● Your objective
Scan the entries below and extract each line with the word "name" in it.

begin Information supplied

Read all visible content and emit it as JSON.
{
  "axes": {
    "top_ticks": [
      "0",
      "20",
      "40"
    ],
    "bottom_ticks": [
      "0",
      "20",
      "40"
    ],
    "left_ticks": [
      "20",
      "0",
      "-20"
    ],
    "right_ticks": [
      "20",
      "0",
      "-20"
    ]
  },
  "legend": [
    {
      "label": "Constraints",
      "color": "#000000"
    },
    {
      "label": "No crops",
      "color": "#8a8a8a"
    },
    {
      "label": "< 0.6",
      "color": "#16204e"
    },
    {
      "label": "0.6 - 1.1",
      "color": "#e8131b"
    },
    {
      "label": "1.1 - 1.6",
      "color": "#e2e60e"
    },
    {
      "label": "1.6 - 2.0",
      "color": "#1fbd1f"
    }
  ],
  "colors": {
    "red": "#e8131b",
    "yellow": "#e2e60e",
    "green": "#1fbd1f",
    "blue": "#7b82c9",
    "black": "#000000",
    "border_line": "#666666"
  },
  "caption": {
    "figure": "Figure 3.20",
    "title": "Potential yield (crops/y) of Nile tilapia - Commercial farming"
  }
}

end Information supplied
begin Information supplied

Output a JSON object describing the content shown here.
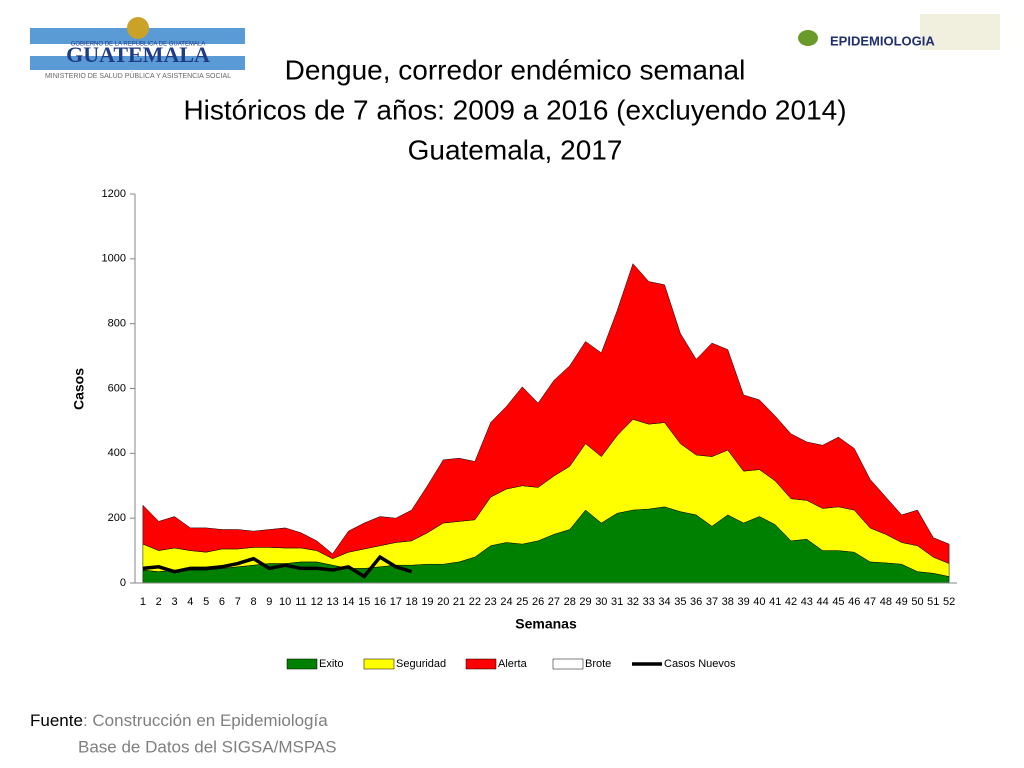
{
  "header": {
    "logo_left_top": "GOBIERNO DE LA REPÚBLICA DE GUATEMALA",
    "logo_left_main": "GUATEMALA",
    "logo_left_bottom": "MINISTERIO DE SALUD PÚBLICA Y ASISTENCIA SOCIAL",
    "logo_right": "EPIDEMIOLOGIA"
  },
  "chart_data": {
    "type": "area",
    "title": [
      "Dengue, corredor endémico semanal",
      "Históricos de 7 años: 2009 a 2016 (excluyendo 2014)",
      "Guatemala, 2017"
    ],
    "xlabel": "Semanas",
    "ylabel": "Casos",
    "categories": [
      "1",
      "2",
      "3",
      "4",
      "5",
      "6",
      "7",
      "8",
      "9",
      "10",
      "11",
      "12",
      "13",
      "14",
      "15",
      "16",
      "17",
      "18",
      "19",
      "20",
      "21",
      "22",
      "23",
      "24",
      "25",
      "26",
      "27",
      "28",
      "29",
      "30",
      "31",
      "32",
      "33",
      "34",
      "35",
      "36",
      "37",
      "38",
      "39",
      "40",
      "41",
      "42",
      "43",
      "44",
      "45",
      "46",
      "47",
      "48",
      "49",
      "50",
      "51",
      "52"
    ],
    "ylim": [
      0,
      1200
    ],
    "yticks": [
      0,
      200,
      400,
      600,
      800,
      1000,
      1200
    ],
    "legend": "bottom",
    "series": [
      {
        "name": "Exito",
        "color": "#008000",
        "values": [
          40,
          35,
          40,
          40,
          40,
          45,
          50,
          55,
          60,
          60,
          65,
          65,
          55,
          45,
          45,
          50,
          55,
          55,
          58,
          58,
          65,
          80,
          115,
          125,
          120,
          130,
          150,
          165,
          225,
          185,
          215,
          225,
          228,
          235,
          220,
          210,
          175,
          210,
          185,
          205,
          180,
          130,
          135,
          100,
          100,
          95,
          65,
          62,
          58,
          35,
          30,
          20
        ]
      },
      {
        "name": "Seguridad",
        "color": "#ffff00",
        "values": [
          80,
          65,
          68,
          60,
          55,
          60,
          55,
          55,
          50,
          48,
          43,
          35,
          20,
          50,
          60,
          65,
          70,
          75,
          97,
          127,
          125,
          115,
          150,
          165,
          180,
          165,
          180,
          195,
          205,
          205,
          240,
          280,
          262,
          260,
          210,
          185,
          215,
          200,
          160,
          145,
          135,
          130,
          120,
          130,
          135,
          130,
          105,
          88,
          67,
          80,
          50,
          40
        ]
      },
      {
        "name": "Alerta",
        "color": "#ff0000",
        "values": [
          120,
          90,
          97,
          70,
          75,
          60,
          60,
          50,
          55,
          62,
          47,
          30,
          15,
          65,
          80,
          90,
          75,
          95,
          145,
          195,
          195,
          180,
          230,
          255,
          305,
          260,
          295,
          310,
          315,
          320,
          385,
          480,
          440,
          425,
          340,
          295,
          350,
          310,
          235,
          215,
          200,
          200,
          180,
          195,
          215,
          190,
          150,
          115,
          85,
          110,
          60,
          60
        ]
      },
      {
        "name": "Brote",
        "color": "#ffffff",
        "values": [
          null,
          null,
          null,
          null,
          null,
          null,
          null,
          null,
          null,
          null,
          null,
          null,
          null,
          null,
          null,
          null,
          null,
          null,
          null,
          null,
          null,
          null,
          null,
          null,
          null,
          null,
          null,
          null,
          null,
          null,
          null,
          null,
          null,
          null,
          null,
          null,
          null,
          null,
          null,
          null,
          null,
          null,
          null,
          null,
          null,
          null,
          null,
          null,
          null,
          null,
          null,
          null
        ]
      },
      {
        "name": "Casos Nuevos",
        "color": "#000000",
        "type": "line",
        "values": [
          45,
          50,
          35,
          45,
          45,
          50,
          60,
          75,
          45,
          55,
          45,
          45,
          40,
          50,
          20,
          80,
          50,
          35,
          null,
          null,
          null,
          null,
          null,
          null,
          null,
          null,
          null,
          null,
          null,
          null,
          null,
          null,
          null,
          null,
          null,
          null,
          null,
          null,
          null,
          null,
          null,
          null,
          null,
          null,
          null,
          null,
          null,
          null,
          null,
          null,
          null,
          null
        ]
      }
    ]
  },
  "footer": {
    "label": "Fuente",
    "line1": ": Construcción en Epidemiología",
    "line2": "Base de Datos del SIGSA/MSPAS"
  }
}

end Information supplied

● Output of the exercise
        "name": "Exito",
        "name": "Seguridad",
        "name": "Alerta",
        "name": "Brote",
        "name": "Casos Nuevos",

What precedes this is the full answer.